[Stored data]
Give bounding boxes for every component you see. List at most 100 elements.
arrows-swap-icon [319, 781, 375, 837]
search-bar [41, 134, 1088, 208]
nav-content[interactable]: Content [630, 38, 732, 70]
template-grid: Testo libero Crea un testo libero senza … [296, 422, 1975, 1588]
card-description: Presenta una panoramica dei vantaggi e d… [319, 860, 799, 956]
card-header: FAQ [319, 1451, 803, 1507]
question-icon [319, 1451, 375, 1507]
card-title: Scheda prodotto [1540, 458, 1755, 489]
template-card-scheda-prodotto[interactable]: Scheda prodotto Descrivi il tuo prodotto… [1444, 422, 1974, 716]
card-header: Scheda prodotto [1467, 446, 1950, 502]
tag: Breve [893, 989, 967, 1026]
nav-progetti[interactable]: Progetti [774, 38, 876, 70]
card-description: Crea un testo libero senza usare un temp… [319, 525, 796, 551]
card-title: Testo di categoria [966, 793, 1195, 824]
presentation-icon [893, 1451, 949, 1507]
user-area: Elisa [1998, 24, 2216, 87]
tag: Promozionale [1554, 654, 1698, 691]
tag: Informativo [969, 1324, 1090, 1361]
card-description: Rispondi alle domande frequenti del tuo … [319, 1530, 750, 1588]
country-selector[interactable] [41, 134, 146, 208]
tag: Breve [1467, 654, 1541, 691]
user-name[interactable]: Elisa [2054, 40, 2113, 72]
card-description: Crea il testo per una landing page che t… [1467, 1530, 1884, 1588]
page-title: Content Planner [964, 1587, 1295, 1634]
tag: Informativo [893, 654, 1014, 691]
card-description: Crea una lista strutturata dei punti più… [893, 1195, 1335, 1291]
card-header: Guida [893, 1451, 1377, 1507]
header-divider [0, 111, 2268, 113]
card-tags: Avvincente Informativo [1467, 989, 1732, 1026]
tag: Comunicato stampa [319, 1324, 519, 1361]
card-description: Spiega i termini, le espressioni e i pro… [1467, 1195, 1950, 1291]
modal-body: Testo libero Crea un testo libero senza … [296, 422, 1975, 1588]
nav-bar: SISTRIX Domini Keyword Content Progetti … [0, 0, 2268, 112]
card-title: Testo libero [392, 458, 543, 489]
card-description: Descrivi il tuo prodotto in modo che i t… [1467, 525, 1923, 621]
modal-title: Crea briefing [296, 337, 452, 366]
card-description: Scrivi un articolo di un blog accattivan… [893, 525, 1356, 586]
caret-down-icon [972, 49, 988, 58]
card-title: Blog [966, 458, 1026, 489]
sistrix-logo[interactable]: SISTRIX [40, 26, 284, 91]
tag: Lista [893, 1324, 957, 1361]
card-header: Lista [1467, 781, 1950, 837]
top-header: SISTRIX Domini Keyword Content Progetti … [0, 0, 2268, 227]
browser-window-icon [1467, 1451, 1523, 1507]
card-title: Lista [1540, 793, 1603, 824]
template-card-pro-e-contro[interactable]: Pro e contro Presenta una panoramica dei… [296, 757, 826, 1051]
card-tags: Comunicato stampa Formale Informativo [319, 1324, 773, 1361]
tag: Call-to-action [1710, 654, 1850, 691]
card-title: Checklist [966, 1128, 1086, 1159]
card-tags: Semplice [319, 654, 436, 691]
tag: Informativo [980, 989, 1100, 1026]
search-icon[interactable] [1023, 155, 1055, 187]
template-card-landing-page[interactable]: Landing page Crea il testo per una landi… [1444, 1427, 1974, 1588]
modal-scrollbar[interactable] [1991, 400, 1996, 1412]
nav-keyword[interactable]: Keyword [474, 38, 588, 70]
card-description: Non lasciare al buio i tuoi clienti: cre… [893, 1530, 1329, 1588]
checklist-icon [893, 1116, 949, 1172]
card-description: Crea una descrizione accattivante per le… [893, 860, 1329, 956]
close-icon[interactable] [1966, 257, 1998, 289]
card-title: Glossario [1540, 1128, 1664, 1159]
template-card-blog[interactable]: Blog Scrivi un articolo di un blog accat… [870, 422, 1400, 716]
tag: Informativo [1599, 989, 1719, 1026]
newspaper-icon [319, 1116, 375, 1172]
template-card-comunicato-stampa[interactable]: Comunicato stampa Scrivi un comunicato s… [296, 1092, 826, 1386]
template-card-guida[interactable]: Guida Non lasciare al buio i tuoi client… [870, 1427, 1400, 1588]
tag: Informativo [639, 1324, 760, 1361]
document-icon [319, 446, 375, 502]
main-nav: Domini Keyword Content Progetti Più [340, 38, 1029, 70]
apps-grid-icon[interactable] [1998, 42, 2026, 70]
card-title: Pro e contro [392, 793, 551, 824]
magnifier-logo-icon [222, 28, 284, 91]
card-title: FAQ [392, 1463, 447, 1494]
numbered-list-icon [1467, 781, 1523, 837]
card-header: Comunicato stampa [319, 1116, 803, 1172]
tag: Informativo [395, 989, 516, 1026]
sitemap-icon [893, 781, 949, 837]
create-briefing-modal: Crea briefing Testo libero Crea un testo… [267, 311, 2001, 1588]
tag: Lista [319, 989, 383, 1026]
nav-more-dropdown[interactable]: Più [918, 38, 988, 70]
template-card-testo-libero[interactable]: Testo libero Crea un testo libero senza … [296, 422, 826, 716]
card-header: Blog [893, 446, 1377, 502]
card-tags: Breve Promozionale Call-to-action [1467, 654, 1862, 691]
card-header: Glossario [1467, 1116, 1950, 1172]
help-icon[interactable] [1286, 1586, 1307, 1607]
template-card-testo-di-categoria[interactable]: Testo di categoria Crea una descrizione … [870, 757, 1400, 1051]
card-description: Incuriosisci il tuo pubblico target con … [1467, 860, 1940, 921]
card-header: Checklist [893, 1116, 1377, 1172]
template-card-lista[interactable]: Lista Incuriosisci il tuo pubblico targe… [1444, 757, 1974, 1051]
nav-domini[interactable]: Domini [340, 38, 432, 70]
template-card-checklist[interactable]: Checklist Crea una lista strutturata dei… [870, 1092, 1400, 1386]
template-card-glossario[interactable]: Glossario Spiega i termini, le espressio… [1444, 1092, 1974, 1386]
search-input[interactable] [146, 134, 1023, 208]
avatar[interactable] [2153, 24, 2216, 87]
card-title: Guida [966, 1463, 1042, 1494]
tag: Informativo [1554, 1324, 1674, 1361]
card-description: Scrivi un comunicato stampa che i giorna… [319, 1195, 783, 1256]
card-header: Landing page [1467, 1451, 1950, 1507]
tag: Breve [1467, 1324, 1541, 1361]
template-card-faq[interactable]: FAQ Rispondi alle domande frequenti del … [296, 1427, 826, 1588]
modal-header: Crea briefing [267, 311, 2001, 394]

> _Problem details_:
Copy out every line of the records above word for word.

> _Response to this exercise_:
Give bounding boxes for every component you see. List at most 100 elements.
arrows-swap-icon [319, 781, 375, 837]
search-bar [41, 134, 1088, 208]
nav-content[interactable]: Content [630, 38, 732, 70]
template-grid: Testo libero Crea un testo libero senza … [296, 422, 1975, 1588]
card-description: Presenta una panoramica dei vantaggi e d… [319, 860, 799, 956]
card-header: FAQ [319, 1451, 803, 1507]
question-icon [319, 1451, 375, 1507]
card-title: Scheda prodotto [1540, 458, 1755, 489]
template-card-scheda-prodotto[interactable]: Scheda prodotto Descrivi il tuo prodotto… [1444, 422, 1974, 716]
card-header: Scheda prodotto [1467, 446, 1950, 502]
tag: Breve [893, 989, 967, 1026]
nav-progetti[interactable]: Progetti [774, 38, 876, 70]
card-description: Crea un testo libero senza usare un temp… [319, 525, 796, 551]
card-title: Testo di categoria [966, 793, 1195, 824]
presentation-icon [893, 1451, 949, 1507]
user-area: Elisa [1998, 24, 2216, 87]
tag: Promozionale [1554, 654, 1698, 691]
tag: Informativo [969, 1324, 1090, 1361]
card-description: Rispondi alle domande frequenti del tuo … [319, 1530, 750, 1588]
country-selector[interactable] [41, 134, 146, 208]
tag: Breve [1467, 654, 1541, 691]
user-name[interactable]: Elisa [2054, 40, 2113, 72]
card-description: Crea il testo per una landing page che t… [1467, 1530, 1884, 1588]
page-title: Content Planner [964, 1587, 1295, 1634]
tag: Informativo [893, 654, 1014, 691]
card-description: Crea una lista strutturata dei punti più… [893, 1195, 1335, 1291]
card-header: Guida [893, 1451, 1377, 1507]
header-divider [0, 111, 2268, 113]
card-tags: Avvincente Informativo [1467, 989, 1732, 1026]
tag: Comunicato stampa [319, 1324, 519, 1361]
card-description: Spiega i termini, le espressioni e i pro… [1467, 1195, 1950, 1291]
modal-body: Testo libero Crea un testo libero senza … [296, 422, 1975, 1588]
nav-bar: SISTRIX Domini Keyword Content Progetti … [0, 0, 2268, 112]
card-title: Testo libero [392, 458, 543, 489]
card-description: Descrivi il tuo prodotto in modo che i t… [1467, 525, 1923, 621]
modal-title: Crea briefing [296, 337, 452, 366]
card-description: Scrivi un articolo di un blog accattivan… [893, 525, 1356, 586]
caret-down-icon [972, 49, 988, 58]
card-title: Blog [966, 458, 1026, 489]
sistrix-logo[interactable]: SISTRIX [40, 26, 284, 91]
tag: Lista [893, 1324, 957, 1361]
card-header: Lista [1467, 781, 1950, 837]
top-header: SISTRIX Domini Keyword Content Progetti … [0, 0, 2268, 227]
browser-window-icon [1467, 1451, 1523, 1507]
card-title: Lista [1540, 793, 1603, 824]
template-card-pro-e-contro[interactable]: Pro e contro Presenta una panoramica dei… [296, 757, 826, 1051]
card-tags: Comunicato stampa Formale Informativo [319, 1324, 773, 1361]
tag: Call-to-action [1710, 654, 1850, 691]
card-title: Checklist [966, 1128, 1086, 1159]
card-tags: Semplice [319, 654, 436, 691]
tag: Informativo [980, 989, 1100, 1026]
search-icon[interactable] [1023, 155, 1055, 187]
template-card-landing-page[interactable]: Landing page Crea il testo per una landi… [1444, 1427, 1974, 1588]
modal-scrollbar[interactable] [1991, 400, 1996, 1412]
nav-keyword[interactable]: Keyword [474, 38, 588, 70]
card-description: Non lasciare al buio i tuoi clienti: cre… [893, 1530, 1329, 1588]
checklist-icon [893, 1116, 949, 1172]
card-description: Crea una descrizione accattivante per le… [893, 860, 1329, 956]
close-icon[interactable] [1966, 257, 1998, 289]
card-title: Glossario [1540, 1128, 1664, 1159]
template-card-blog[interactable]: Blog Scrivi un articolo di un blog accat… [870, 422, 1400, 716]
tag: Informativo [1599, 989, 1719, 1026]
newspaper-icon [319, 1116, 375, 1172]
template-card-comunicato-stampa[interactable]: Comunicato stampa Scrivi un comunicato s… [296, 1092, 826, 1386]
template-card-guida[interactable]: Guida Non lasciare al buio i tuoi client… [870, 1427, 1400, 1588]
tag: Informativo [639, 1324, 760, 1361]
document-icon [319, 446, 375, 502]
main-nav: Domini Keyword Content Progetti Più [340, 38, 1029, 70]
apps-grid-icon[interactable] [1998, 42, 2026, 70]
card-title: Pro e contro [392, 793, 551, 824]
magnifier-logo-icon [222, 28, 284, 91]
card-title: FAQ [392, 1463, 447, 1494]
numbered-list-icon [1467, 781, 1523, 837]
card-header: Comunicato stampa [319, 1116, 803, 1172]
tag: Informativo [395, 989, 516, 1026]
sitemap-icon [893, 781, 949, 837]
create-briefing-modal: Crea briefing Testo libero Crea un testo… [267, 311, 2001, 1588]
tag: Lista [319, 989, 383, 1026]
nav-more-dropdown[interactable]: Più [918, 38, 988, 70]
template-card-testo-libero[interactable]: Testo libero Crea un testo libero senza … [296, 422, 826, 716]
card-header: Blog [893, 446, 1377, 502]
card-tags: Breve Promozionale Call-to-action [1467, 654, 1862, 691]
card-header: Glossario [1467, 1116, 1950, 1172]
help-icon[interactable] [1286, 1586, 1307, 1607]
template-card-testo-di-categoria[interactable]: Testo di categoria Crea una descrizione … [870, 757, 1400, 1051]
card-description: Incuriosisci il tuo pubblico target con … [1467, 860, 1940, 921]
card-header: Checklist [893, 1116, 1377, 1172]
template-card-lista[interactable]: Lista Incuriosisci il tuo pubblico targe… [1444, 757, 1974, 1051]
nav-domini[interactable]: Domini [340, 38, 432, 70]
template-card-checklist[interactable]: Checklist Crea una lista strutturata dei… [870, 1092, 1400, 1386]
template-card-glossario[interactable]: Glossario Spiega i termini, le espressio… [1444, 1092, 1974, 1386]
search-input[interactable] [146, 134, 1023, 208]
avatar[interactable] [2153, 24, 2216, 87]
card-title: Guida [966, 1463, 1042, 1494]
tag: Informativo [1554, 1324, 1674, 1361]
card-description: Scrivi un comunicato stampa che i giorna… [319, 1195, 783, 1256]
card-header: Landing page [1467, 1451, 1950, 1507]
tag: Breve [1467, 1324, 1541, 1361]
template-card-faq[interactable]: FAQ Rispondi alle domande frequenti del … [296, 1427, 826, 1588]
modal-header: Crea briefing [267, 311, 2001, 394]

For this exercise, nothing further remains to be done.